━━━ EXERCISE INPUT ━━━

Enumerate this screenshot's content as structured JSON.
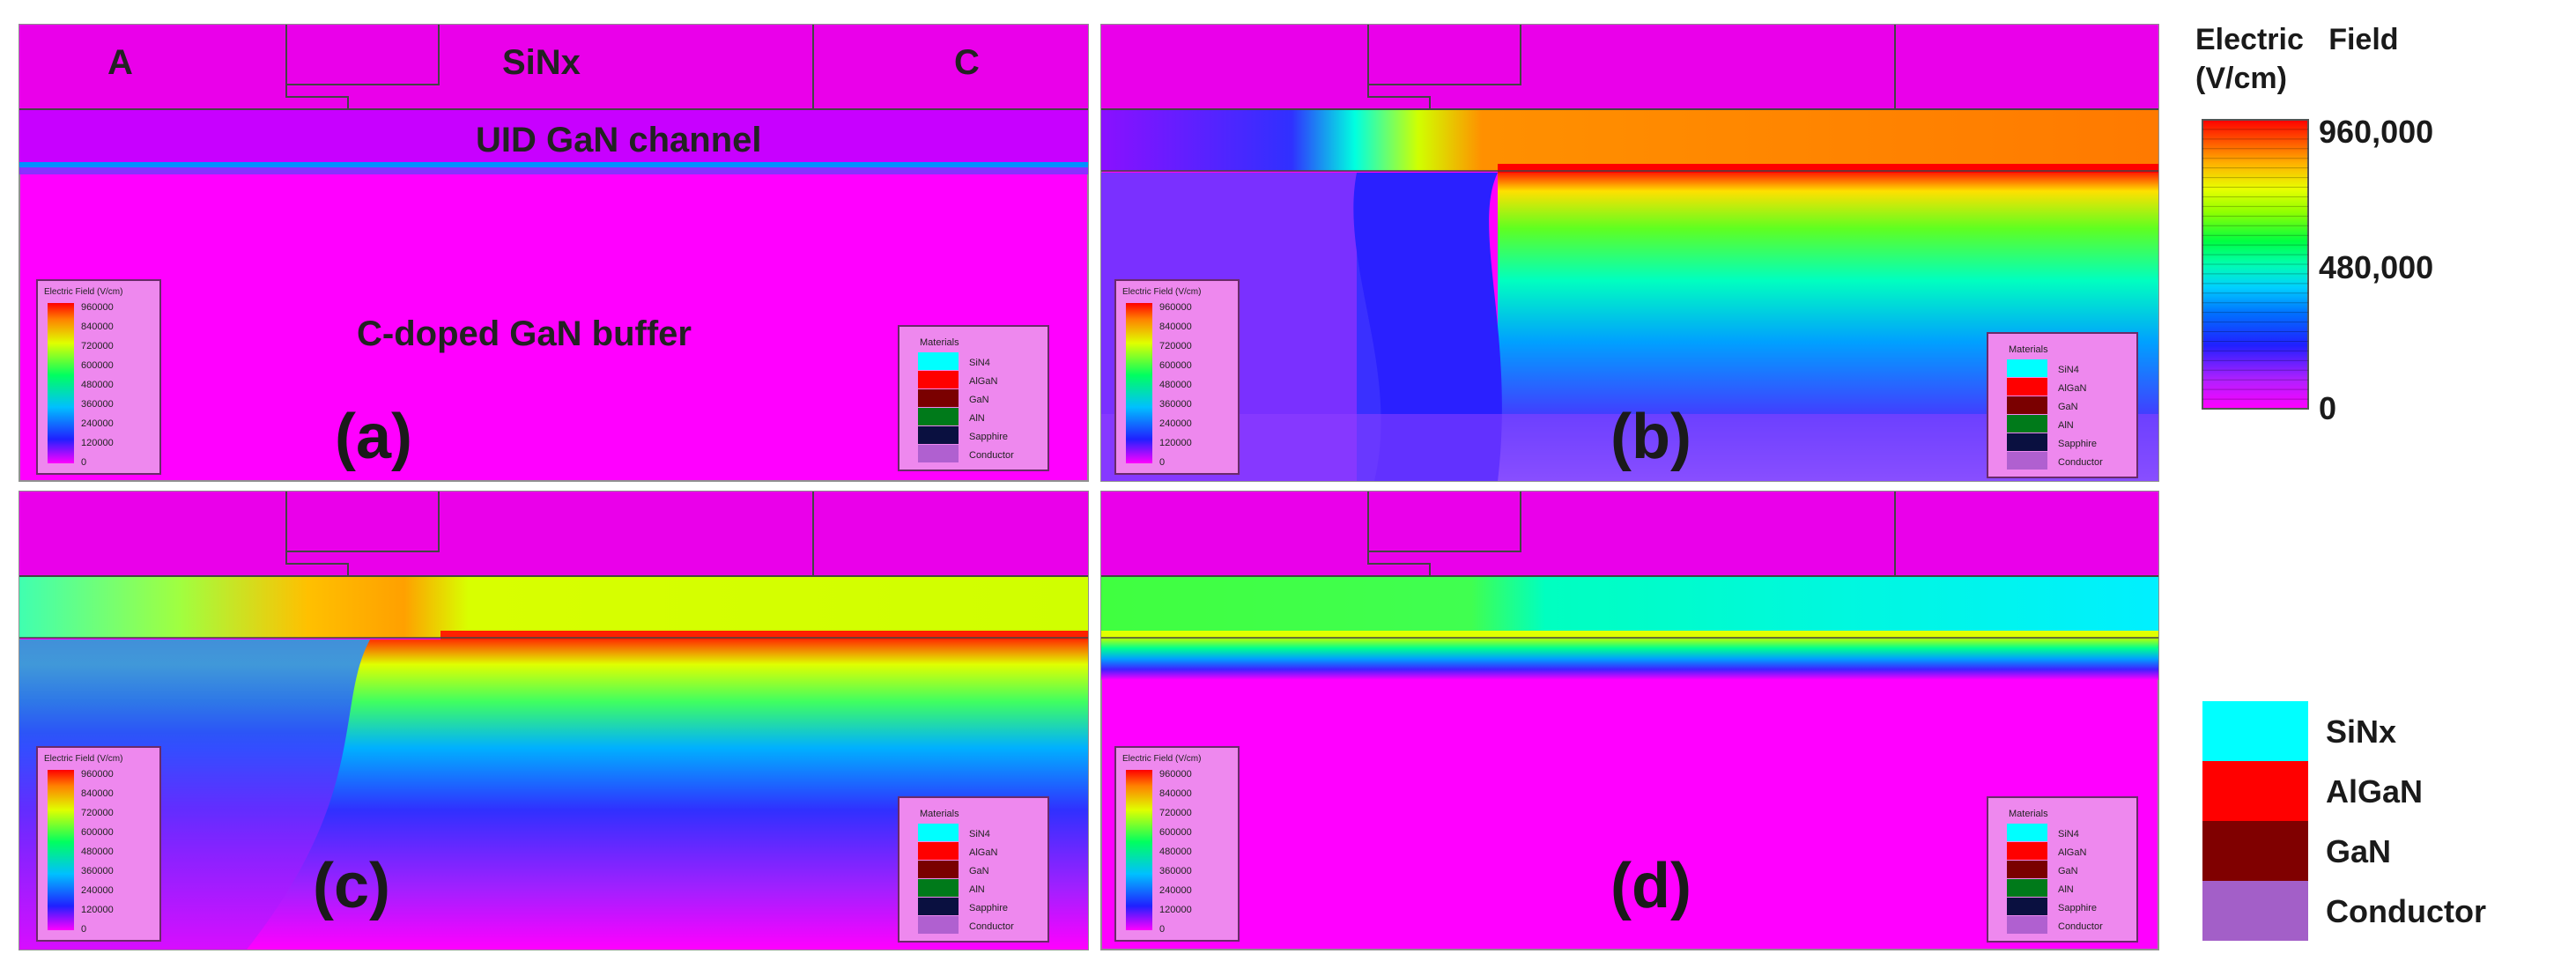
{
  "panels": [
    {
      "id": "a",
      "label": "(a)",
      "annotations": {
        "left_contact": "A",
        "passivation": "SiNx",
        "right_contact": "C",
        "channel": "UID GaN channel",
        "buffer": "C-doped GaN buffer"
      }
    },
    {
      "id": "b",
      "label": "(b)"
    },
    {
      "id": "c",
      "label": "(c)"
    },
    {
      "id": "d",
      "label": "(d)"
    }
  ],
  "inset_field_legend": {
    "title": "Electric Field (V/cm)",
    "ticks": [
      "960000",
      "840000",
      "720000",
      "600000",
      "480000",
      "360000",
      "240000",
      "120000",
      "0"
    ]
  },
  "inset_materials_legend": {
    "title": "Materials",
    "items": [
      {
        "name": "SiN4",
        "color": "#00ffff"
      },
      {
        "name": "AlGaN",
        "color": "#ff0000"
      },
      {
        "name": "GaN",
        "color": "#7a0000"
      },
      {
        "name": "AlN",
        "color": "#007a1a"
      },
      {
        "name": "Sapphire",
        "color": "#0a1040"
      },
      {
        "name": "Conductor",
        "color": "#b060d0"
      }
    ]
  },
  "field_colorbar": {
    "title_line1": "Electric   Field",
    "title_line2": "(V/cm)",
    "ticks": [
      "960,000",
      "480,000",
      "0"
    ],
    "colors": [
      "#ff00ff",
      "#a020ff",
      "#2020ff",
      "#0070ff",
      "#00d0ff",
      "#00ffb0",
      "#00ff40",
      "#80ff00",
      "#e0ff00",
      "#ffb000",
      "#ff5000",
      "#ff0000"
    ]
  },
  "materials_key": {
    "items": [
      {
        "name": "SiNx",
        "color": "#00ffff"
      },
      {
        "name": "AlGaN",
        "color": "#ff0000"
      },
      {
        "name": "GaN",
        "color": "#800000"
      },
      {
        "name": "Conductor",
        "color": "#a35fc8"
      }
    ]
  }
}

━━━

# TASK TO CARRY OUT
Quote the material in full and exactly; do not carry over its pictures.

# OUTPUT FOR THIS TASK
Enumerate this screenshot's content as structured JSON.
{
  "panels": [
    {
      "id": "a",
      "label": "(a)",
      "annotations": {
        "left_contact": "A",
        "passivation": "SiNx",
        "right_contact": "C",
        "channel": "UID GaN channel",
        "buffer": "C-doped GaN buffer"
      }
    },
    {
      "id": "b",
      "label": "(b)"
    },
    {
      "id": "c",
      "label": "(c)"
    },
    {
      "id": "d",
      "label": "(d)"
    }
  ],
  "inset_field_legend": {
    "title": "Electric Field (V/cm)",
    "ticks": [
      "960000",
      "840000",
      "720000",
      "600000",
      "480000",
      "360000",
      "240000",
      "120000",
      "0"
    ]
  },
  "inset_materials_legend": {
    "title": "Materials",
    "items": [
      {
        "name": "SiN4",
        "color": "#00ffff"
      },
      {
        "name": "AlGaN",
        "color": "#ff0000"
      },
      {
        "name": "GaN",
        "color": "#7a0000"
      },
      {
        "name": "AlN",
        "color": "#007a1a"
      },
      {
        "name": "Sapphire",
        "color": "#0a1040"
      },
      {
        "name": "Conductor",
        "color": "#b060d0"
      }
    ]
  },
  "field_colorbar": {
    "title_line1": "Electric   Field",
    "title_line2": "(V/cm)",
    "ticks": [
      "960,000",
      "480,000",
      "0"
    ],
    "colors": [
      "#ff00ff",
      "#a020ff",
      "#2020ff",
      "#0070ff",
      "#00d0ff",
      "#00ffb0",
      "#00ff40",
      "#80ff00",
      "#e0ff00",
      "#ffb000",
      "#ff5000",
      "#ff0000"
    ]
  },
  "materials_key": {
    "items": [
      {
        "name": "SiNx",
        "color": "#00ffff"
      },
      {
        "name": "AlGaN",
        "color": "#ff0000"
      },
      {
        "name": "GaN",
        "color": "#800000"
      },
      {
        "name": "Conductor",
        "color": "#a35fc8"
      }
    ]
  }
}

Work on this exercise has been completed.